Please transcribe every line of the records below word for word, omitting the pictures.

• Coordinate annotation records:
Begin
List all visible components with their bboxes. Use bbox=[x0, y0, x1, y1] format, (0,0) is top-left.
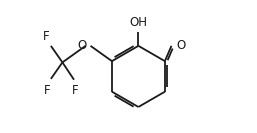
Text: F: F bbox=[43, 30, 49, 43]
Text: O: O bbox=[77, 39, 86, 52]
Text: OH: OH bbox=[130, 16, 148, 29]
Text: F: F bbox=[72, 84, 79, 97]
Text: F: F bbox=[44, 84, 51, 97]
Text: O: O bbox=[176, 39, 186, 52]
End
• Expected answer:
List all visible components with their bboxes. Use bbox=[x0, y0, x1, y1] format, (0,0) is top-left.
Text: F: F bbox=[43, 30, 49, 43]
Text: O: O bbox=[77, 39, 86, 52]
Text: OH: OH bbox=[130, 16, 148, 29]
Text: F: F bbox=[72, 84, 79, 97]
Text: F: F bbox=[44, 84, 51, 97]
Text: O: O bbox=[176, 39, 186, 52]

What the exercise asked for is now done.